Review the listing and copy each line that holds the word "PRIVATE".

## BEGIN Data

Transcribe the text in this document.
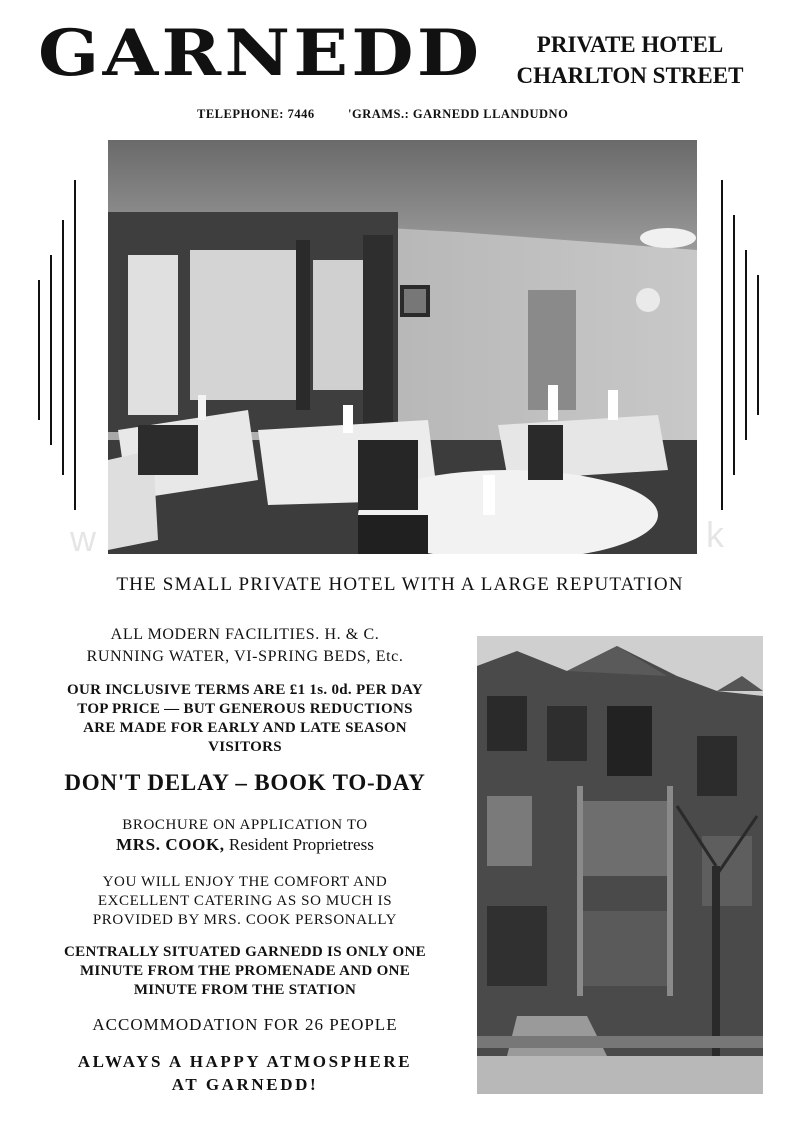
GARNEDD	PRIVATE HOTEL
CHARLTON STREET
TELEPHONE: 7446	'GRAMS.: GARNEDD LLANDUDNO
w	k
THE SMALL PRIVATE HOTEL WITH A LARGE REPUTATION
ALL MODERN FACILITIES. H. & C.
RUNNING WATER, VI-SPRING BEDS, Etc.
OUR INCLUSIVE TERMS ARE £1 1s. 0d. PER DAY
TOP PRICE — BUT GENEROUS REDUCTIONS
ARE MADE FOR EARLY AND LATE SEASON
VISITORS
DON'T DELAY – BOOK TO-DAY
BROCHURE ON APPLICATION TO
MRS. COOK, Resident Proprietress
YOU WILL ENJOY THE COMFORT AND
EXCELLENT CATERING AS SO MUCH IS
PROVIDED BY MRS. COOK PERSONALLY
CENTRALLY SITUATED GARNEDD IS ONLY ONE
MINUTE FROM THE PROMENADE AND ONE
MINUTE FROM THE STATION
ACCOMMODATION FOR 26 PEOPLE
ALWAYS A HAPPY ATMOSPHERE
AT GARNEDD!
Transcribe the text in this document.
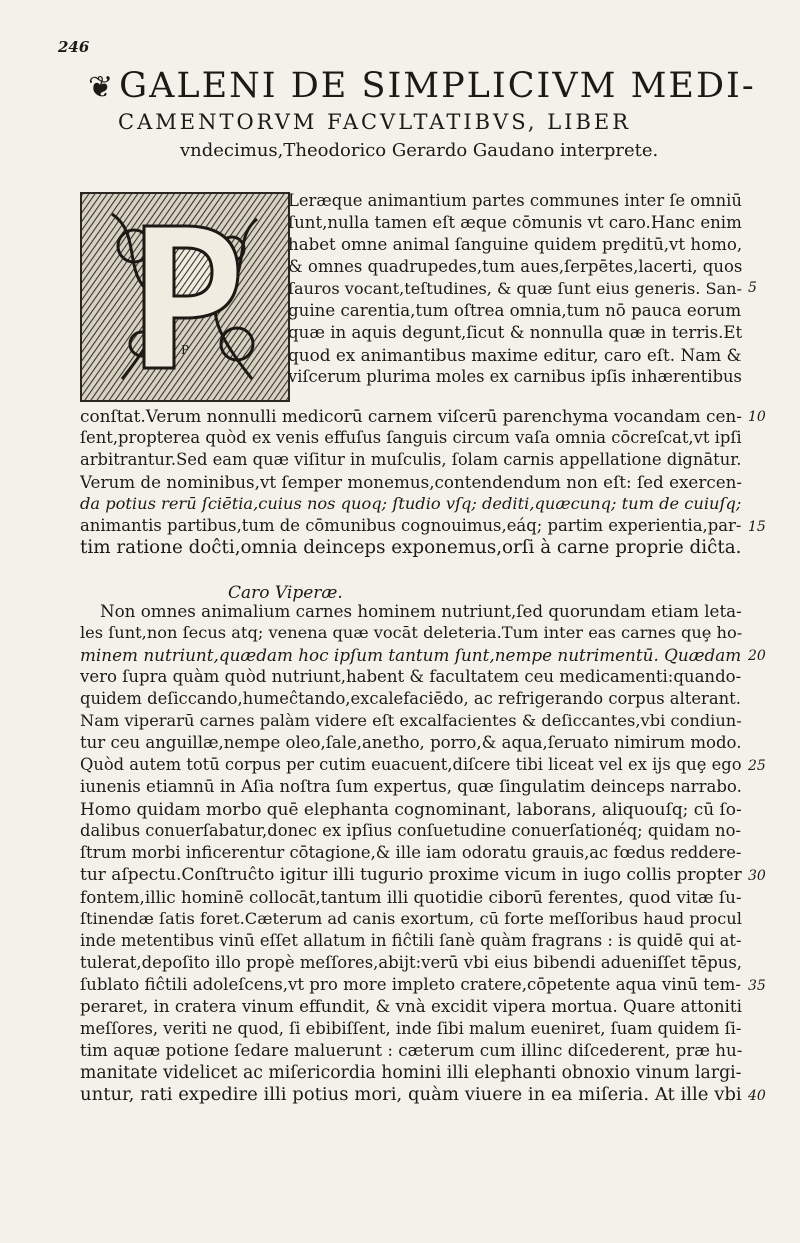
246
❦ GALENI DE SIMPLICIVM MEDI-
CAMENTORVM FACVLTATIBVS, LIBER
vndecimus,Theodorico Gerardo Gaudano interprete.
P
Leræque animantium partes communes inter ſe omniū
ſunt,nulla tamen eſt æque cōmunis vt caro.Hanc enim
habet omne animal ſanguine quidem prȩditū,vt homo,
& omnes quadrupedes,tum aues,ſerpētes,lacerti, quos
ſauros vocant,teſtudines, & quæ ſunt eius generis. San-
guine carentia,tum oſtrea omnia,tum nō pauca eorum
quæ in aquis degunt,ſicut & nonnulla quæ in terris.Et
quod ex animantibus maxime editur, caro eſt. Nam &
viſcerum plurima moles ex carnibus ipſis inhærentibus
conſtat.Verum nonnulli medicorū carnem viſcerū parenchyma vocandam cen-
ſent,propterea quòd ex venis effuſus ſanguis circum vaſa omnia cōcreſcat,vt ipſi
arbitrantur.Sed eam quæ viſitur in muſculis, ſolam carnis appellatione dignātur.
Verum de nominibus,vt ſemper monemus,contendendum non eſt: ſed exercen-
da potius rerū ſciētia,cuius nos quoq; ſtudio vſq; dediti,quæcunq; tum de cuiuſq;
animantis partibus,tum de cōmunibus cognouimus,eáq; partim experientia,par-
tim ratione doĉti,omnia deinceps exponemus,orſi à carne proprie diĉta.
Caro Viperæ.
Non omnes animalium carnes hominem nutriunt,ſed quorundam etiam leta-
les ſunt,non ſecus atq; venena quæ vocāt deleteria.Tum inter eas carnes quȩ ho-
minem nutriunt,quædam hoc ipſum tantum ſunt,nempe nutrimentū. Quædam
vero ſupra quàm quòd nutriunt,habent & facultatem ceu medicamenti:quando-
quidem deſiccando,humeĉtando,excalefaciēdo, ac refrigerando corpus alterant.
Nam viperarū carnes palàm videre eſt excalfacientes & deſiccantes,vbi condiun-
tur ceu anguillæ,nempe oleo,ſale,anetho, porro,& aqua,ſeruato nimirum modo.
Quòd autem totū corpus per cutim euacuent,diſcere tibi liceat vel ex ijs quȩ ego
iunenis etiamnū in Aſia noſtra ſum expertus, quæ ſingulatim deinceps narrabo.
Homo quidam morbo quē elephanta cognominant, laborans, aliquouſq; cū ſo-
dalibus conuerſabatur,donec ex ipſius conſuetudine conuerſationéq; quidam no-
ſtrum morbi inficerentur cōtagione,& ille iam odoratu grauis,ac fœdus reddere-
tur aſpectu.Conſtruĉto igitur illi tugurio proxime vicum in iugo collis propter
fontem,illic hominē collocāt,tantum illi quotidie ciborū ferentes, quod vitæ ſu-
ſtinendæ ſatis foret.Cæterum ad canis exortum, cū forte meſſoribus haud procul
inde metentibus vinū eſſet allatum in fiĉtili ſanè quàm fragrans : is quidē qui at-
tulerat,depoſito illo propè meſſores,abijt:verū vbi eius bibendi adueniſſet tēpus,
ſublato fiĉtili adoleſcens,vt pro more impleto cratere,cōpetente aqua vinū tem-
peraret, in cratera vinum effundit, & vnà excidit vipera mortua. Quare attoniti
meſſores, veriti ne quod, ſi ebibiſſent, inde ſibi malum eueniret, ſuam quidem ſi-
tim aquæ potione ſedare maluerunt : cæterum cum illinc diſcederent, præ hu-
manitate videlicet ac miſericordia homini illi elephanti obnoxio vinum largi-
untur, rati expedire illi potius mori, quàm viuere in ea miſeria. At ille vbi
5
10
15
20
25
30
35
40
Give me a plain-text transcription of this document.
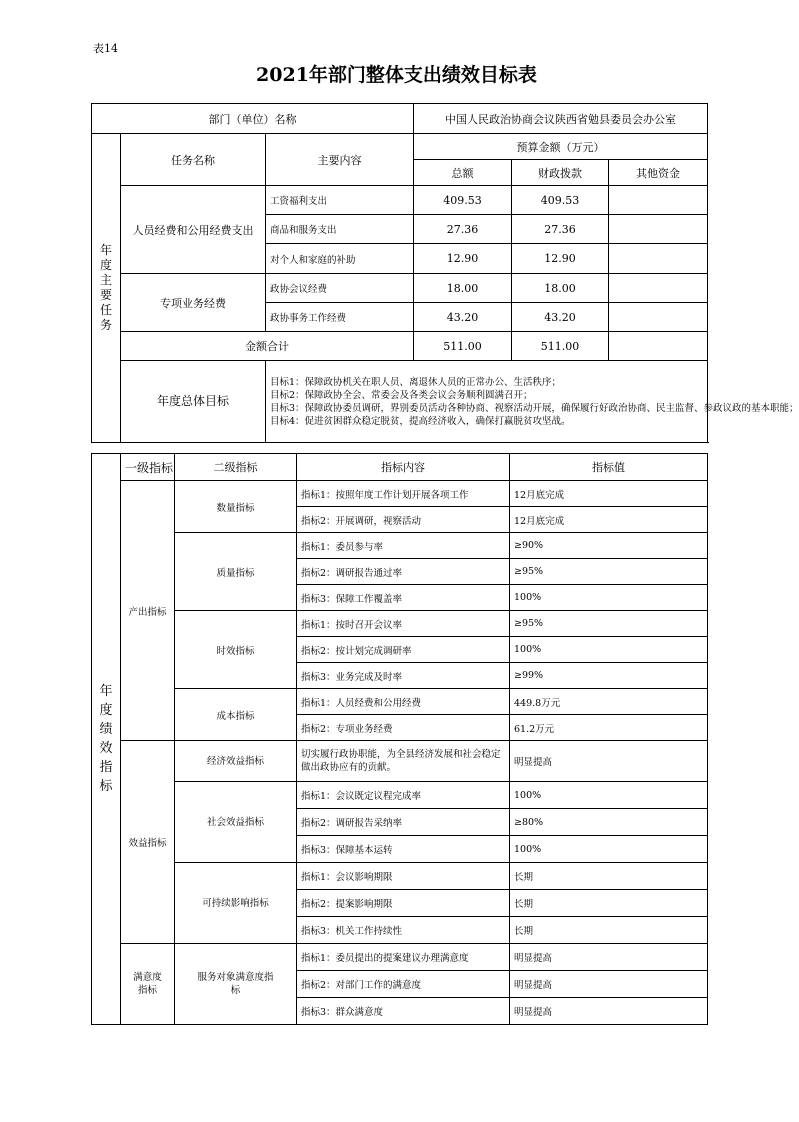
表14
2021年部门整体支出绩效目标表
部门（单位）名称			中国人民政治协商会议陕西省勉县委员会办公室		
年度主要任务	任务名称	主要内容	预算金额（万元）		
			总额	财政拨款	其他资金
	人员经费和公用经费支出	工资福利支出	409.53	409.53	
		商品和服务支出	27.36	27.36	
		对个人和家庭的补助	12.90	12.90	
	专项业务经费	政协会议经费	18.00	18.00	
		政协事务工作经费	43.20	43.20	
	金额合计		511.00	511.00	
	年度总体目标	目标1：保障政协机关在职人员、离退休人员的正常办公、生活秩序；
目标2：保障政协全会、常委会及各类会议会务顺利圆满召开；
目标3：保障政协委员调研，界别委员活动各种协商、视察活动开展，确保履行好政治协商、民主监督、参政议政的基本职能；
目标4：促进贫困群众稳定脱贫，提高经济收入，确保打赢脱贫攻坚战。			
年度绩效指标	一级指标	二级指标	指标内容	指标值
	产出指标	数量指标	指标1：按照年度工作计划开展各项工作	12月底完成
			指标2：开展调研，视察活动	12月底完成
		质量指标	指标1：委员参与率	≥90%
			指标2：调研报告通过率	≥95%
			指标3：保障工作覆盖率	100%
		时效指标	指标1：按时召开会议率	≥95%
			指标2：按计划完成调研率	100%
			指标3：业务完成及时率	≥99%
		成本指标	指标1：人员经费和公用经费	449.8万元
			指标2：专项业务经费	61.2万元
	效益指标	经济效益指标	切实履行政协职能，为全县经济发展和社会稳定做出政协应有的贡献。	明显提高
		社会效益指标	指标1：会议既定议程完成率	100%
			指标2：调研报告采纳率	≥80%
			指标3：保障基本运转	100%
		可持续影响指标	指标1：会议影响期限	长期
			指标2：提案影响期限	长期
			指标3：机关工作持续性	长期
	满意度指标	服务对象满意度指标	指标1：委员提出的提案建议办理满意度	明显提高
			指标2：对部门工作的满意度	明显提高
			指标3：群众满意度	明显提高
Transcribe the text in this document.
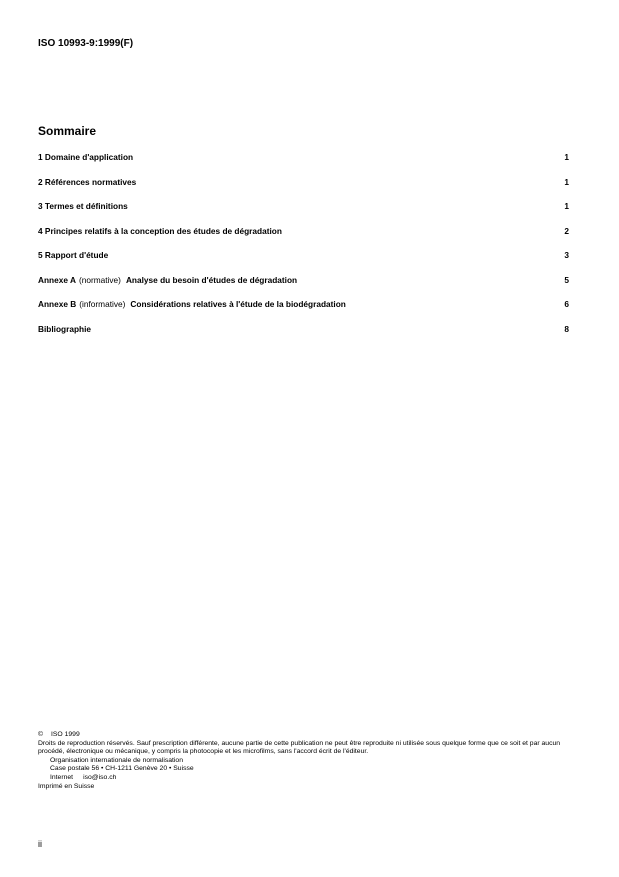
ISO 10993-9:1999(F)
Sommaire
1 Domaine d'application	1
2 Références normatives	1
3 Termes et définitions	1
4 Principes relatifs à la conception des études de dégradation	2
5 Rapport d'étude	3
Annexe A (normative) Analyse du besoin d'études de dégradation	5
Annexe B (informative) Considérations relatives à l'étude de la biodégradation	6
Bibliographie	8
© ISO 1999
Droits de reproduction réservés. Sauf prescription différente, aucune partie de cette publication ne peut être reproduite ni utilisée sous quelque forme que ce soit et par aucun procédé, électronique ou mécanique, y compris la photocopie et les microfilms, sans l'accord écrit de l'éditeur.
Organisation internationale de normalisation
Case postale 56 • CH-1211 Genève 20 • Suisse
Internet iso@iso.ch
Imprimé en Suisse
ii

## END Data

■ **Solution for this task**:
GARNEDD	PRIVATE HOTEL
THE SMALL PRIVATE HOTEL WITH A LARGE REPUTATION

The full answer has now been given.